-- Start of ENTRIES --

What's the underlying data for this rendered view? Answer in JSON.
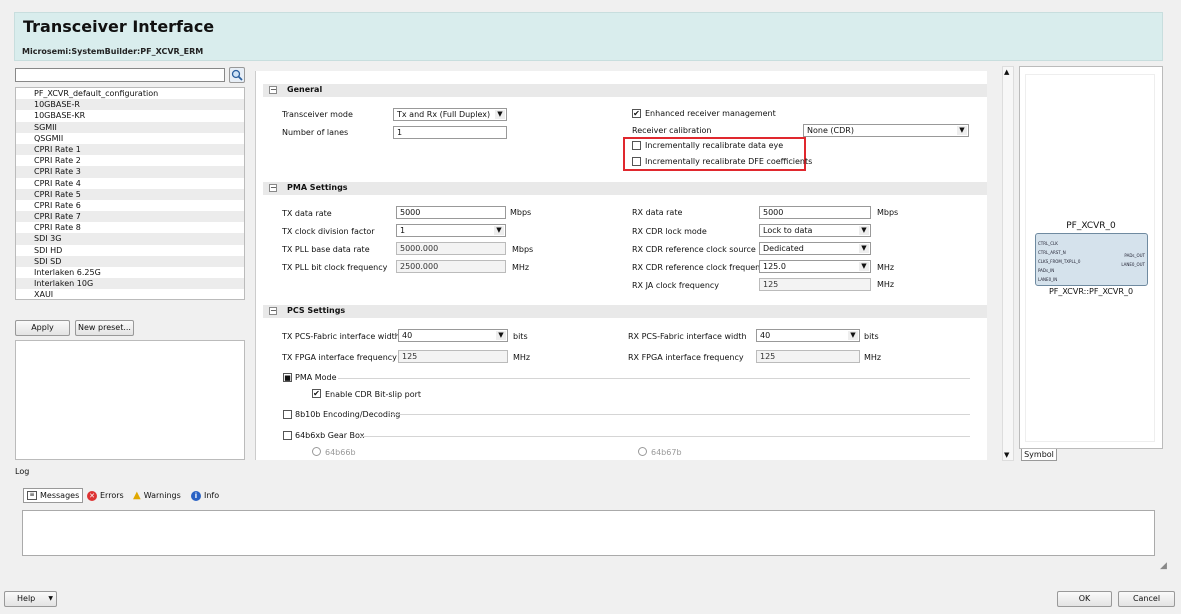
{
  "header": {
    "title": "Transceiver Interface",
    "subtitle": "Microsemi:SystemBuilder:PF_XCVR_ERM"
  },
  "search": {
    "value": "",
    "icon": "magnifier-icon"
  },
  "presets": [
    "PF_XCVR_default_configuration",
    "10GBASE-R",
    "10GBASE-KR",
    "SGMII",
    "QSGMII",
    "CPRI Rate 1",
    "CPRI Rate 2",
    "CPRI Rate 3",
    "CPRI Rate 4",
    "CPRI Rate 5",
    "CPRI Rate 6",
    "CPRI Rate 7",
    "CPRI Rate 8",
    "SDI 3G",
    "SDI HD",
    "SDI SD",
    "Interlaken 6.25G",
    "Interlaken 10G",
    "XAUI"
  ],
  "preset_buttons": {
    "apply": "Apply",
    "new_preset": "New preset..."
  },
  "general": {
    "title": "General",
    "transceiver_mode_label": "Transceiver mode",
    "transceiver_mode": "Tx and Rx (Full Duplex)",
    "lanes_label": "Number of lanes",
    "lanes": "1",
    "enhanced_label": "Enhanced receiver management",
    "enhanced_checked": true,
    "rx_cal_label": "Receiver calibration",
    "rx_cal": "None (CDR)",
    "recal_eye_label": "Incrementally recalibrate data eye",
    "recal_dfe_label": "Incrementally recalibrate DFE coefficients",
    "highlight_color": "#e0282e"
  },
  "pma": {
    "title": "PMA Settings",
    "tx_rate_label": "TX data rate",
    "tx_rate": "5000",
    "tx_rate_unit": "Mbps",
    "tx_div_label": "TX clock division factor",
    "tx_div": "1",
    "tx_pll_base_label": "TX PLL base data rate",
    "tx_pll_base": "5000.000",
    "tx_pll_base_unit": "Mbps",
    "tx_pll_bit_label": "TX PLL bit clock frequency",
    "tx_pll_bit": "2500.000",
    "tx_pll_bit_unit": "MHz",
    "rx_rate_label": "RX data rate",
    "rx_rate": "5000",
    "rx_rate_unit": "Mbps",
    "rx_cdr_lock_label": "RX CDR lock mode",
    "rx_cdr_lock": "Lock to data",
    "rx_cdr_src_label": "RX CDR reference clock source",
    "rx_cdr_src": "Dedicated",
    "rx_cdr_freq_label": "RX CDR reference clock frequency",
    "rx_cdr_freq": "125.0",
    "rx_cdr_freq_unit": "MHz",
    "rx_ja_label": "RX JA clock frequency",
    "rx_ja": "125",
    "rx_ja_unit": "MHz"
  },
  "pcs": {
    "title": "PCS Settings",
    "tx_width_label": "TX PCS-Fabric interface width",
    "tx_width": "40",
    "tx_width_unit": "bits",
    "tx_fpga_label": "TX FPGA interface frequency",
    "tx_fpga": "125",
    "tx_fpga_unit": "MHz",
    "rx_width_label": "RX PCS-Fabric interface width",
    "rx_width": "40",
    "rx_width_unit": "bits",
    "rx_fpga_label": "RX FPGA interface frequency",
    "rx_fpga": "125",
    "rx_fpga_unit": "MHz",
    "pma_mode_label": "PMA Mode",
    "cdr_bitslip_label": "Enable CDR Bit-slip port",
    "enc8b10b_label": "8b10b Encoding/Decoding",
    "gearbox_label": "64b6xb Gear Box",
    "opt66_label": "64b66b",
    "opt67_label": "64b67b"
  },
  "symbol": {
    "title": "PF_XCVR_0",
    "caption": "PF_XCVR::PF_XCVR_0",
    "tab": "Symbol",
    "ports_left": [
      "CTRL_CLK",
      "CTRL_ARST_N",
      "CLKS_FROM_TXPLL_0",
      "PADs_IN",
      "LANE0_IN"
    ],
    "ports_right": [
      "PADs_OUT",
      "LANE0_OUT"
    ]
  },
  "log": {
    "title": "Log",
    "tabs": [
      "Messages",
      "Errors",
      "Warnings",
      "Info"
    ]
  },
  "footer": {
    "help": "Help",
    "ok": "OK",
    "cancel": "Cancel"
  }
}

-- End of ENTRIES --

Strip out the images, then output the records above word for word.

What's the underlying data for this rendered view? Answer in JSON.
{
  "header": {
    "title": "Transceiver Interface",
    "subtitle": "Microsemi:SystemBuilder:PF_XCVR_ERM"
  },
  "search": {
    "value": "",
    "icon": "magnifier-icon"
  },
  "presets": [
    "PF_XCVR_default_configuration",
    "10GBASE-R",
    "10GBASE-KR",
    "SGMII",
    "QSGMII",
    "CPRI Rate 1",
    "CPRI Rate 2",
    "CPRI Rate 3",
    "CPRI Rate 4",
    "CPRI Rate 5",
    "CPRI Rate 6",
    "CPRI Rate 7",
    "CPRI Rate 8",
    "SDI 3G",
    "SDI HD",
    "SDI SD",
    "Interlaken 6.25G",
    "Interlaken 10G",
    "XAUI"
  ],
  "preset_buttons": {
    "apply": "Apply",
    "new_preset": "New preset..."
  },
  "general": {
    "title": "General",
    "transceiver_mode_label": "Transceiver mode",
    "transceiver_mode": "Tx and Rx (Full Duplex)",
    "lanes_label": "Number of lanes",
    "lanes": "1",
    "enhanced_label": "Enhanced receiver management",
    "enhanced_checked": true,
    "rx_cal_label": "Receiver calibration",
    "rx_cal": "None (CDR)",
    "recal_eye_label": "Incrementally recalibrate data eye",
    "recal_dfe_label": "Incrementally recalibrate DFE coefficients",
    "highlight_color": "#e0282e"
  },
  "pma": {
    "title": "PMA Settings",
    "tx_rate_label": "TX data rate",
    "tx_rate": "5000",
    "tx_rate_unit": "Mbps",
    "tx_div_label": "TX clock division factor",
    "tx_div": "1",
    "tx_pll_base_label": "TX PLL base data rate",
    "tx_pll_base": "5000.000",
    "tx_pll_base_unit": "Mbps",
    "tx_pll_bit_label": "TX PLL bit clock frequency",
    "tx_pll_bit": "2500.000",
    "tx_pll_bit_unit": "MHz",
    "rx_rate_label": "RX data rate",
    "rx_rate": "5000",
    "rx_rate_unit": "Mbps",
    "rx_cdr_lock_label": "RX CDR lock mode",
    "rx_cdr_lock": "Lock to data",
    "rx_cdr_src_label": "RX CDR reference clock source",
    "rx_cdr_src": "Dedicated",
    "rx_cdr_freq_label": "RX CDR reference clock frequency",
    "rx_cdr_freq": "125.0",
    "rx_cdr_freq_unit": "MHz",
    "rx_ja_label": "RX JA clock frequency",
    "rx_ja": "125",
    "rx_ja_unit": "MHz"
  },
  "pcs": {
    "title": "PCS Settings",
    "tx_width_label": "TX PCS-Fabric interface width",
    "tx_width": "40",
    "tx_width_unit": "bits",
    "tx_fpga_label": "TX FPGA interface frequency",
    "tx_fpga": "125",
    "tx_fpga_unit": "MHz",
    "rx_width_label": "RX PCS-Fabric interface width",
    "rx_width": "40",
    "rx_width_unit": "bits",
    "rx_fpga_label": "RX FPGA interface frequency",
    "rx_fpga": "125",
    "rx_fpga_unit": "MHz",
    "pma_mode_label": "PMA Mode",
    "cdr_bitslip_label": "Enable CDR Bit-slip port",
    "enc8b10b_label": "8b10b Encoding/Decoding",
    "gearbox_label": "64b6xb Gear Box",
    "opt66_label": "64b66b",
    "opt67_label": "64b67b"
  },
  "symbol": {
    "title": "PF_XCVR_0",
    "caption": "PF_XCVR::PF_XCVR_0",
    "tab": "Symbol",
    "ports_left": [
      "CTRL_CLK",
      "CTRL_ARST_N",
      "CLKS_FROM_TXPLL_0",
      "PADs_IN",
      "LANE0_IN"
    ],
    "ports_right": [
      "PADs_OUT",
      "LANE0_OUT"
    ]
  },
  "log": {
    "title": "Log",
    "tabs": [
      "Messages",
      "Errors",
      "Warnings",
      "Info"
    ]
  },
  "footer": {
    "help": "Help",
    "ok": "OK",
    "cancel": "Cancel"
  }
}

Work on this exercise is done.